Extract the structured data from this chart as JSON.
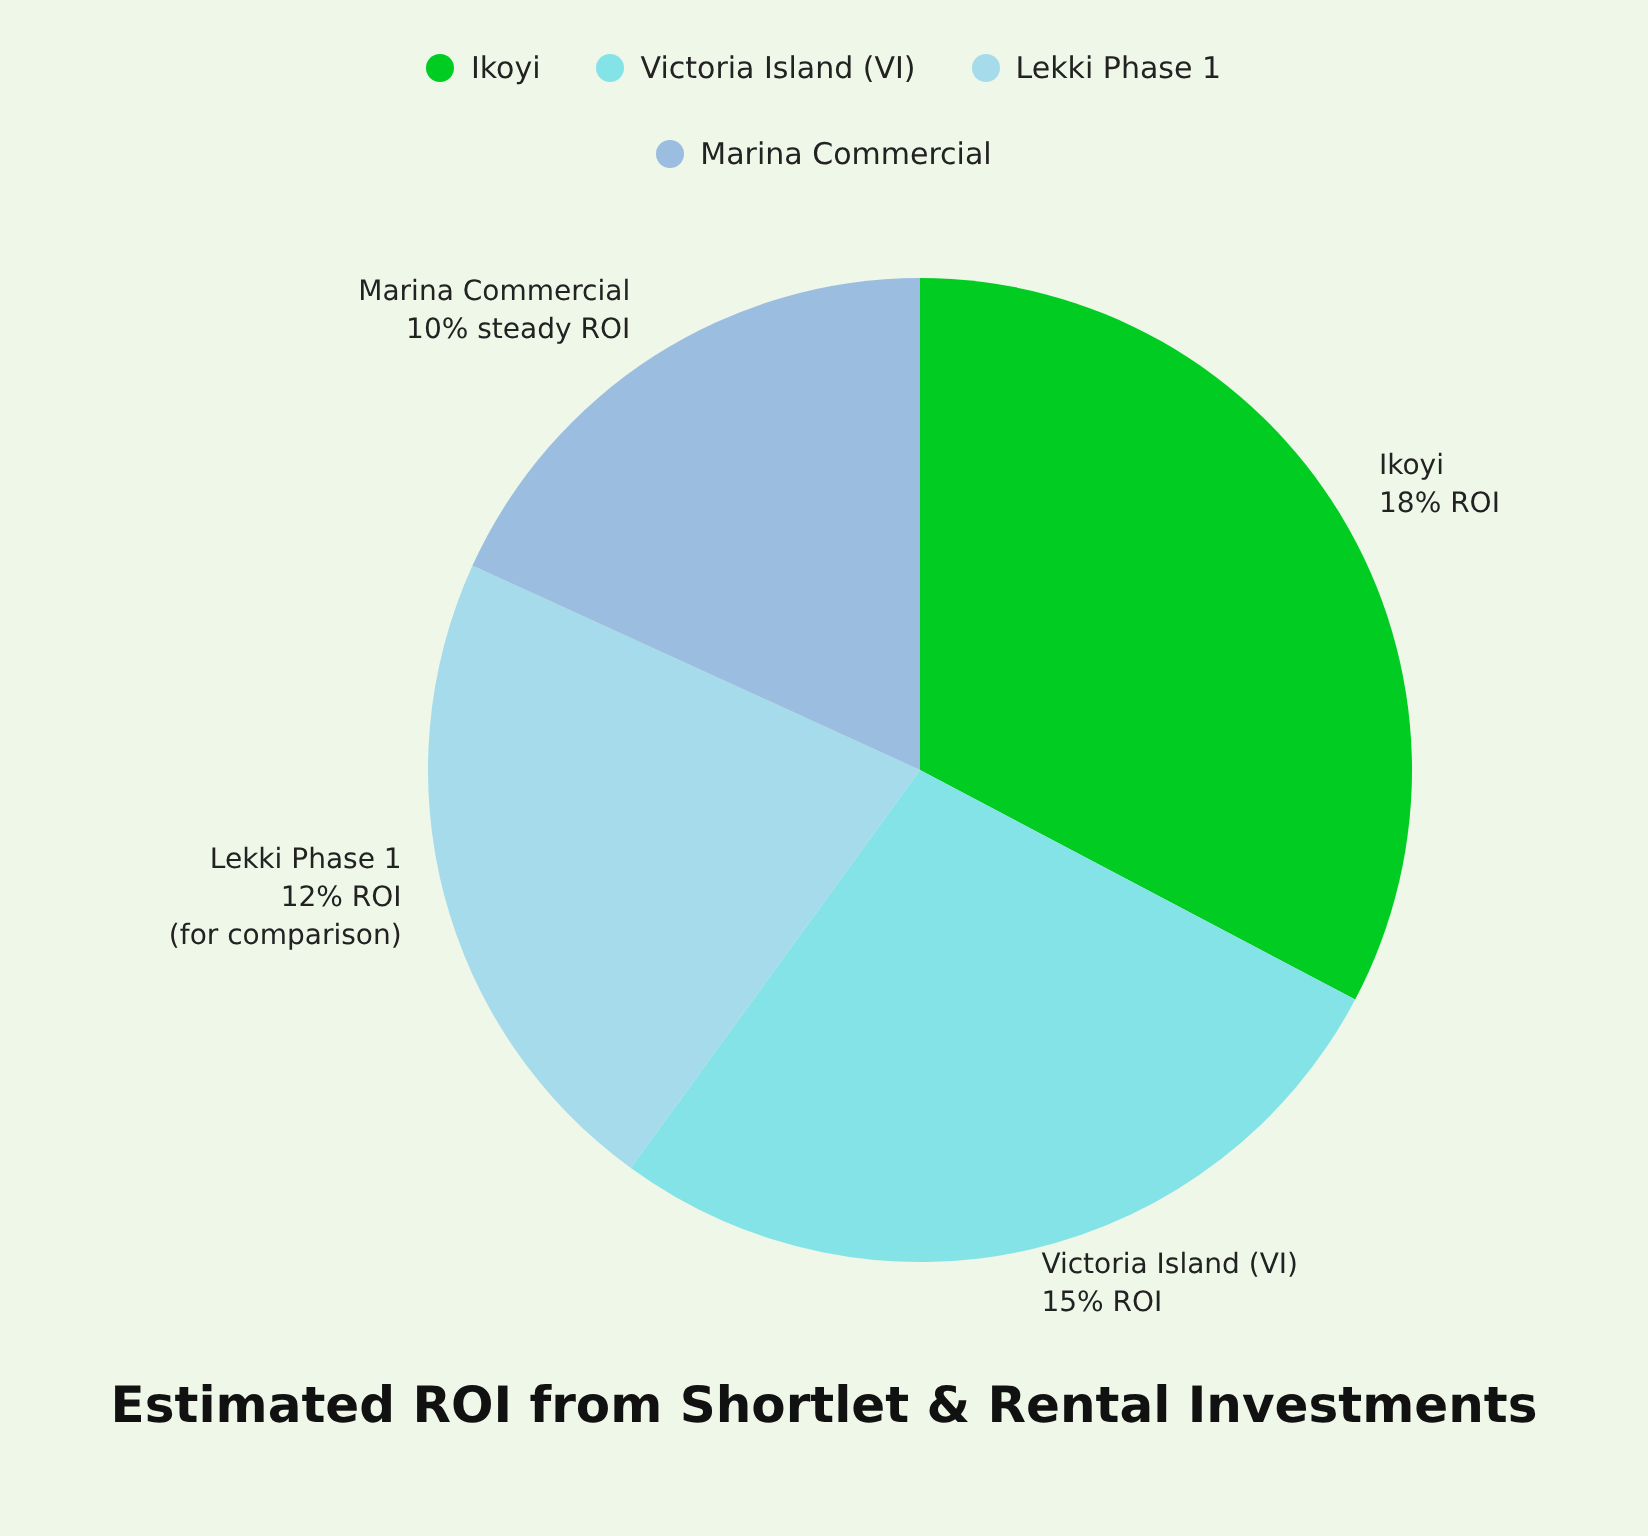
{
  "chart_data": {
    "type": "pie",
    "title": "Estimated ROI from Shortlet & Rental Investments",
    "categories": [
      "Ikoyi",
      "Victoria Island (VI)",
      "Lekki Phase 1",
      "Marina Commercial"
    ],
    "values": [
      18,
      15,
      12,
      10
    ],
    "colors": [
      "#00cc22",
      "#84e3e6",
      "#a5dbea",
      "#9bbde0"
    ],
    "value_labels": [
      "18% ROI",
      "15% ROI",
      "12% ROI\n(for comparison)",
      "10% steady ROI"
    ],
    "legend": "top"
  }
}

────────────────────

Exercise:
Please transcribe the material above exactly as written. Leave the pictures out.

Exercise solution:
Extract the structured data from this chart as JSON.
{
  "chart_data": {
    "type": "pie",
    "title": "Estimated ROI from Shortlet & Rental Investments",
    "categories": [
      "Ikoyi",
      "Victoria Island (VI)",
      "Lekki Phase 1",
      "Marina Commercial"
    ],
    "values": [
      18,
      15,
      12,
      10
    ],
    "colors": [
      "#00cc22",
      "#84e3e6",
      "#a5dbea",
      "#9bbde0"
    ],
    "value_labels": [
      "18% ROI",
      "15% ROI",
      "12% ROI\n(for comparison)",
      "10% steady ROI"
    ],
    "legend": "top"
  }
}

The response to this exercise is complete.